Transcribe the whole listing below without changing a word, but leave out every image.
---+---
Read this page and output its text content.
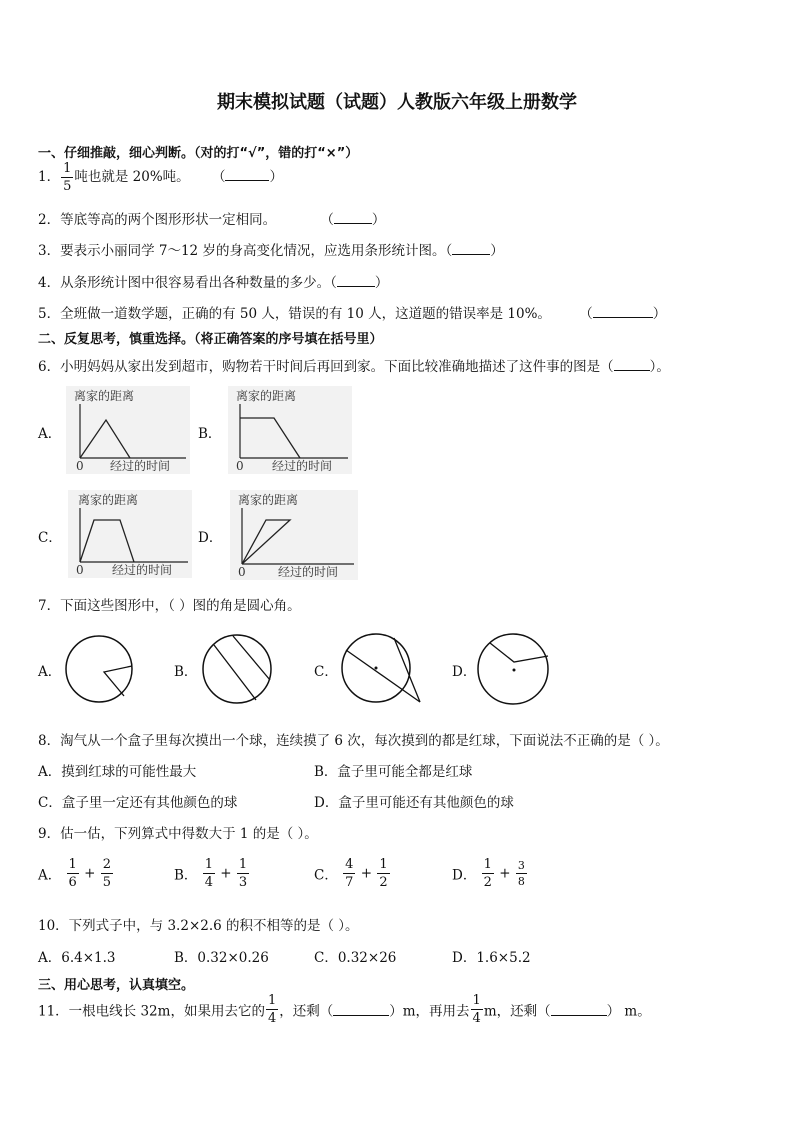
期末模拟试题（试题）人教版六年级上册数学
一、仔细推敲，细心判断。（对的打“√”，错的打“×”）
1． $\frac{1}{5}$ 吨也就是 20%吨。 （	）
2．等底等高的两个图形形状一定相同。	（	）
3．要表示小丽同学 7～12 岁的身高变化情况，应选用条形统计图。（	）
4．从条形统计图中很容易看出各种数量的多少。（	）
5．全班做一道数学题，正确的有 50 人，错误的有 10 人，这道题的错误率是 10%。 （	）
二、反复思考，慎重选择。（将正确答案的序号填在括号里）
6．小明妈妈从家出发到超市，购物若干时间后再回到家。下面比较准确地描述了这件事的图是（	）。
A．
离家的距离
0 经过的时间
B．
离家的距离
0 经过的时间
C．
离家的距离
0 经过的时间
D．
离家的距离
0	经过的时间
7．下面这些图形中，（ ）图的角是圆心角。
A．	B．	C．	D．
8．淘气从一个盒子里每次摸出一个球，连续摸了 6 次，每次摸到的都是红球，下面说法不正确的是（ ）。
A．摸到红球的可能性最大	B．盒子里可能全都是红球
C．盒子里一定还有其他颜色的球	D．盒子里可能还有其他颜色的球
9．估一估，下列算式中得数大于 1 的是（ ）。
A． $\frac{1}{6} + \frac{2}{5}$	B． $\frac{1}{4} + \frac{1}{3}$	C． $\frac{4}{7} + \frac{1}{2}$	D． $\frac{1}{2} + \frac{3}{8}$
10．下列式子中，与 3.2×2.6 的积不相等的是（ ）。
A．6.4×1.3	B．0.32×0.26	C．0.32×26	D．1.6×5.2
三、用心思考，认真填空。
11．一根电线长 32m，如果用去它的 $\frac{1}{4}$ ，还剩（	）m，再用去 $\frac{1}{4}$ m，还剩（	） m。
---+---
=== TASK ANSWER ===
Read this page and output its text content.
期末模拟试题（试题）人教版六年级上册数学
一、仔细推敲，细心判断。（对的打“√”，错的打“×”）
1． $\frac{1}{5}$ 吨也就是 20%吨。 （	）
2．等底等高的两个图形形状一定相同。	（	）
3．要表示小丽同学 7～12 岁的身高变化情况，应选用条形统计图。（	）
4．从条形统计图中很容易看出各种数量的多少。（	）
5．全班做一道数学题，正确的有 50 人，错误的有 10 人，这道题的错误率是 10%。 （	）
二、反复思考，慎重选择。（将正确答案的序号填在括号里）
6．小明妈妈从家出发到超市，购物若干时间后再回到家。下面比较准确地描述了这件事的图是（	）。
A．
离家的距离
0 经过的时间
B．
离家的距离
0 经过的时间
C．
离家的距离
0 经过的时间
D．
离家的距离
0	经过的时间
7．下面这些图形中，（ ）图的角是圆心角。
A．	B．	C．	D．
8．淘气从一个盒子里每次摸出一个球，连续摸了 6 次，每次摸到的都是红球，下面说法不正确的是（ ）。
A．摸到红球的可能性最大	B．盒子里可能全都是红球
C．盒子里一定还有其他颜色的球	D．盒子里可能还有其他颜色的球
9．估一估，下列算式中得数大于 1 的是（ ）。
A． $\frac{1}{6} + \frac{2}{5}$	B． $\frac{1}{4} + \frac{1}{3}$	C． $\frac{4}{7} + \frac{1}{2}$	D． $\frac{1}{2} + \frac{3}{8}$
10．下列式子中，与 3.2×2.6 的积不相等的是（ ）。
A．6.4×1.3	B．0.32×0.26	C．0.32×26	D．1.6×5.2
三、用心思考，认真填空。
11．一根电线长 32m，如果用去它的 $\frac{1}{4}$ ，还剩（	）m，再用去 $\frac{1}{4}$ m，还剩（	） m。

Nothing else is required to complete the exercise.